> _SOURCE EXCERPT_:
• • •
You think being the president is a thankless job? Try being Batman.
Ben Affleck learned that lesson last week, when Warner Bros. announced that the star and director of the Best Picture Oscar winner "Argo" would suit up as the Caped Crusader in "Man of Steel 2," the Superman sequel scheduled for a July 2015 release.
Director Zack Snyder, who made "Man of Steel" and will be back for the sequel, officially gushed over the Affleck pick. "He has the acting chops to create a layered portrayal of a man who is older and wiser than Clark Kent and bears the scars of a seasoned crime fighter, but retain the charm that the world sees in billionaire Bruce Wayne," Snyder said.
As soon as the announcement was made, howls rose up across the Internet. Fans wailed that Affleck wouldn't be as good as Christian Bale was in Christopher Nolan's "Dark Knight" trilogy, or that he would stink up the superhero role the way he did in "Daredevil" in 2003, or that he'd give billionaire Bruce Wayne a Boston accent.
Petition drives started online, demanding Affleck be dumped. One of these has received more than 82,000 signatures. Really.
Of course, following the script for such media firestorms, there was the response of Hollywood bold-faced names who liked the casting choice. Joss Whedon endorsed Affleck. So did Joseph Gordon-Levitt, seen as Bale's heir apparent after "The Dark Knight Rises." So did Val Kilmer, who played Batman in "Batman Forever."
Then, everybody saw Miley Cyrus twerking on the MTV Video Music Awards, and we all forgot about Affleck and moved on to the next idiotic media "controversy."
• • •
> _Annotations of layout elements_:
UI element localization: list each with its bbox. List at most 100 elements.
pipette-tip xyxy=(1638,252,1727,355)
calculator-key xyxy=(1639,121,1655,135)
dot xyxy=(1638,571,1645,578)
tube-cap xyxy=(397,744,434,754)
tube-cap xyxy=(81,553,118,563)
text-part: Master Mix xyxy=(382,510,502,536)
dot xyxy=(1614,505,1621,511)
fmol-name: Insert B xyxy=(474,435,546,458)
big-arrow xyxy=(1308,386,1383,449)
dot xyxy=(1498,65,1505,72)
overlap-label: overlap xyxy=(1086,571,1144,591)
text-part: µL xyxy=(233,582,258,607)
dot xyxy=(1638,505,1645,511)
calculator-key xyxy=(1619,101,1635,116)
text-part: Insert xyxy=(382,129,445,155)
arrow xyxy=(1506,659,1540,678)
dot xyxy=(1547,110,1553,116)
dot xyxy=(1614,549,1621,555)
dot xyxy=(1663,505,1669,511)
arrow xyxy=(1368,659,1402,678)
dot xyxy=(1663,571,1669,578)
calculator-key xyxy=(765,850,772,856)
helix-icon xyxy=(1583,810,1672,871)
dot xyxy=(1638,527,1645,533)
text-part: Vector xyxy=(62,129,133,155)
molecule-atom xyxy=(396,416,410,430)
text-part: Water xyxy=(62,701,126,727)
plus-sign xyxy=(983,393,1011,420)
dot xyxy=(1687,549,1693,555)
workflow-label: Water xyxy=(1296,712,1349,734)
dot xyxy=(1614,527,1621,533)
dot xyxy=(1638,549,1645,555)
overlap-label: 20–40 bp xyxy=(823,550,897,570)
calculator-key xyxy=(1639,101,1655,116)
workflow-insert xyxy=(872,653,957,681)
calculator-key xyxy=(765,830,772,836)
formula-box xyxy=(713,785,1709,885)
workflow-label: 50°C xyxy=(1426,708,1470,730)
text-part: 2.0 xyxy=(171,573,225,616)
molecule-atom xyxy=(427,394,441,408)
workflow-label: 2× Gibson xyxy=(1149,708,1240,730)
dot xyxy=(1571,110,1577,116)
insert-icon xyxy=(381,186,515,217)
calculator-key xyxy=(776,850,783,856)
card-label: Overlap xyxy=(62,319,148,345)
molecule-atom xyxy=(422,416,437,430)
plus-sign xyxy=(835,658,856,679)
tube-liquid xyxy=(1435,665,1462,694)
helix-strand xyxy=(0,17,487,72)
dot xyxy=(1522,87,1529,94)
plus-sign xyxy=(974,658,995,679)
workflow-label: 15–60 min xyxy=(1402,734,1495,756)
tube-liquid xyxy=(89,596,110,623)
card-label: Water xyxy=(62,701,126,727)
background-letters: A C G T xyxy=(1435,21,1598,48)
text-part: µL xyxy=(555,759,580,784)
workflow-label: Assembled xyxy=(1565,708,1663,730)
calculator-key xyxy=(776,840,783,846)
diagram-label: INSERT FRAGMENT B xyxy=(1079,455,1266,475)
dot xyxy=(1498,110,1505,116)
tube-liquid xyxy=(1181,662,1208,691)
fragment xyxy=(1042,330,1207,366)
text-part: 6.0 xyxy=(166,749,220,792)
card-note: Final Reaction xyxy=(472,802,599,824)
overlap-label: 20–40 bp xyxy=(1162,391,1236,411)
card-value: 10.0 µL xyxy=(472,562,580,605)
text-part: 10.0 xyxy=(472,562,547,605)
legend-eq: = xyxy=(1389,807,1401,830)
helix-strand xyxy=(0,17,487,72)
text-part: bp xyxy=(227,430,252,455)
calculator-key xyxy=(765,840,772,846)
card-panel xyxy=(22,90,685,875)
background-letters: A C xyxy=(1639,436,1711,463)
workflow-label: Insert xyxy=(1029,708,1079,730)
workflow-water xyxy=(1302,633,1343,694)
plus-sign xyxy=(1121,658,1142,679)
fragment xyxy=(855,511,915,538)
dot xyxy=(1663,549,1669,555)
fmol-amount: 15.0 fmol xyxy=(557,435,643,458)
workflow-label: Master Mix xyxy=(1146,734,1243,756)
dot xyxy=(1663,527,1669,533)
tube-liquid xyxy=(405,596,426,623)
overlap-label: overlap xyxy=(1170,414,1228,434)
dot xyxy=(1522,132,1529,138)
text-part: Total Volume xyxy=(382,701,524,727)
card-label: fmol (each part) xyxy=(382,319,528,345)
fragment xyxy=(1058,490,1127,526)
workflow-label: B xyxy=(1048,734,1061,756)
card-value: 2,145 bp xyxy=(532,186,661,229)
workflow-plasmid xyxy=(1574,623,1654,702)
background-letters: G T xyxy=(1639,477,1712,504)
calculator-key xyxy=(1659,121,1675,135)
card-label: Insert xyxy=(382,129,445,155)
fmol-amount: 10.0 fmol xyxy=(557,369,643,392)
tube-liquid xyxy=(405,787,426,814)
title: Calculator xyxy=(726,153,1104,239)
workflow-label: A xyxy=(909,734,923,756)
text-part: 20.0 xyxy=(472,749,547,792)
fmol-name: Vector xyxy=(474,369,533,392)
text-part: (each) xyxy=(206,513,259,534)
• • •
> _SET OF TASKS_:
1: Sum up the Batman casting article in two sentences.
2: Please repeat word for word the part of the Batman casting article that opens with the words containing "Ben Affleck learned" and closes with "July 2015 release.".

> _EXERCISE RESPONSES_:
1: Warner Bros. announced that Ben Affleck would play Batman in "Man of Steel 2," a choice director Zack Snyder praised but many fans online attacked, with one petition to drop him drawing more than 82,000 signatures. Joss Whedon, Joseph Gordon-Levitt and Val Kilmer backed Affleck, and the uproar was forgotten once everybody saw Miley Cyrus twerking on the MTV Video Music Awards.

2:
Ben Affleck learned that lesson last week, when Warner Bros. announced that the star and director of the Best Picture Oscar winner "Argo" would suit up as the Caped Crusader in "Man of Steel 2," the Superman sequel scheduled for a July 2015 release.